[Aim of the task] Quote all entries exactly, leaving pictures aside.

[Records to process]
═══

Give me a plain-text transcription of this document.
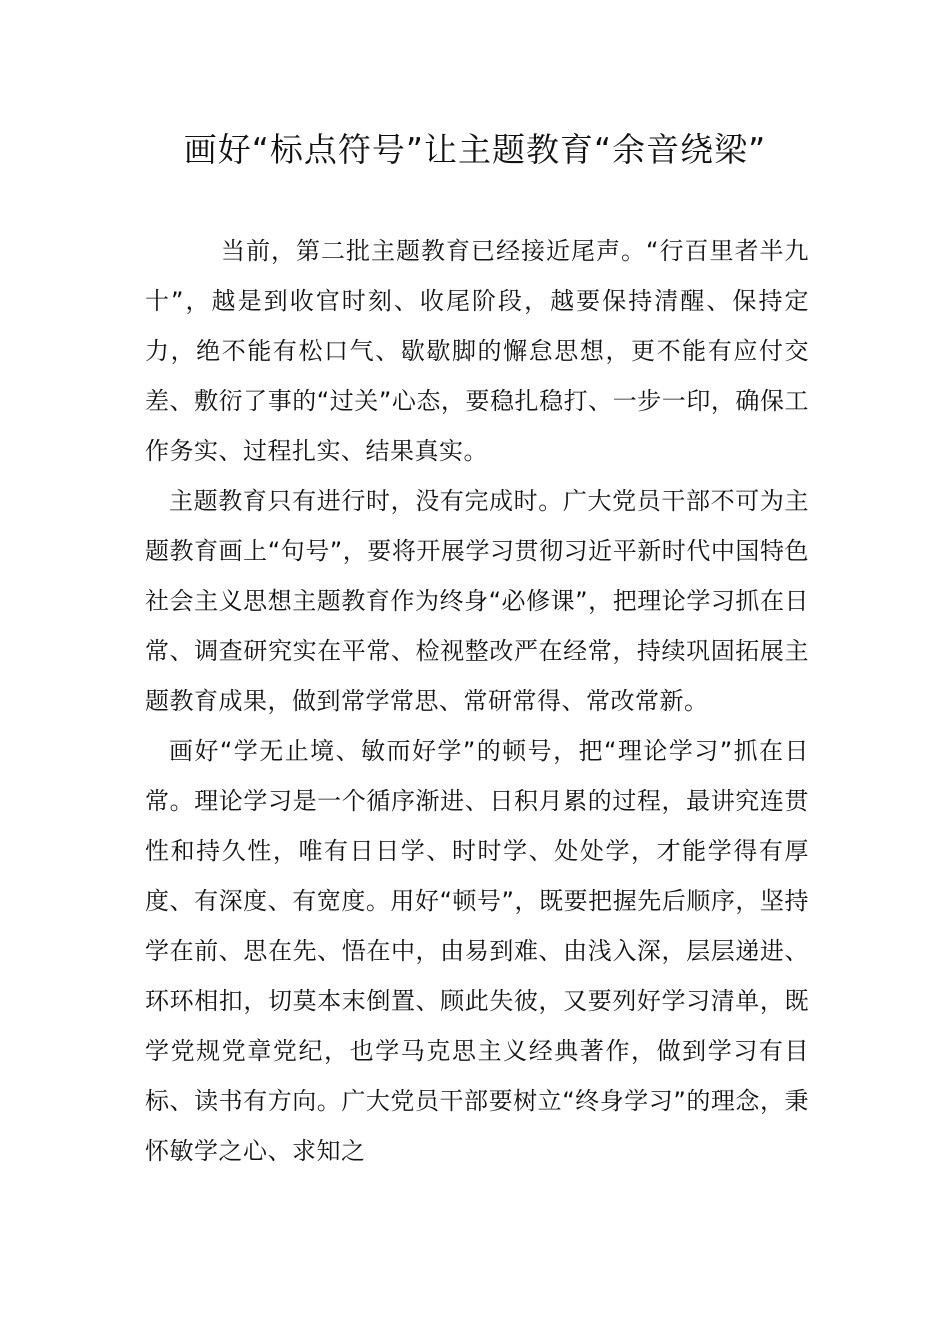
画好“标点符号”让主题教育“余音绕梁”

当前，第二批主题教育已经接近尾声。“行百里者半九十”，越是到收官时刻、收尾阶段，越要保持清醒、保持定力，绝不能有松口气、歇歇脚的懈怠思想，更不能有应付交差、敷衍了事的“过关”心态，要稳扎稳打、一步一印，确保工作务实、过程扎实、结果真实。

主题教育只有进行时，没有完成时。广大党员干部不可为主题教育画上“句号”，要将开展学习贯彻习近平新时代中国特色社会主义思想主题教育作为终身“必修课”，把理论学习抓在日常、调查研究实在平常、检视整改严在经常，持续巩固拓展主题教育成果，做到常学常思、常研常得、常改常新。

画好“学无止境、敏而好学”的顿号，把“理论学习”抓在日常。理论学习是一个循序渐进、日积月累的过程，最讲究连贯性和持久性，唯有日日学、时时学、处处学，才能学得有厚度、有深度、有宽度。用好“顿号”，既要把握先后顺序，坚持学在前、思在先、悟在中，由易到难、由浅入深，层层递进、环环相扣，切莫本末倒置、顾此失彼，又要列好学习清单，既学党规党章党纪，也学马克思主义经典著作，做到学习有目标、读书有方向。广大党员干部要树立“终身学习”的理念，秉怀敏学之心、求知之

═══

[Right answer]
Give me a plain-text transcription of this document.
画好“标点符号”让主题教育“余音绕梁”

当前，第二批主题教育已经接近尾声。“行百里者半九十”，越是到收官时刻、收尾阶段，越要保持清醒、保持定力，绝不能有松口气、歇歇脚的懈怠思想，更不能有应付交差、敷衍了事的“过关”心态，要稳扎稳打、一步一印，确保工作务实、过程扎实、结果真实。

主题教育只有进行时，没有完成时。广大党员干部不可为主题教育画上“句号”，要将开展学习贯彻习近平新时代中国特色社会主义思想主题教育作为终身“必修课”，把理论学习抓在日常、调查研究实在平常、检视整改严在经常，持续巩固拓展主题教育成果，做到常学常思、常研常得、常改常新。

画好“学无止境、敏而好学”的顿号，把“理论学习”抓在日常。理论学习是一个循序渐进、日积月累的过程，最讲究连贯性和持久性，唯有日日学、时时学、处处学，才能学得有厚度、有深度、有宽度。用好“顿号”，既要把握先后顺序，坚持学在前、思在先、悟在中，由易到难、由浅入深，层层递进、环环相扣，切莫本末倒置、顾此失彼，又要列好学习清单，既学党规党章党纪，也学马克思主义经典著作，做到学习有目标、读书有方向。广大党员干部要树立“终身学习”的理念，秉怀敏学之心、求知之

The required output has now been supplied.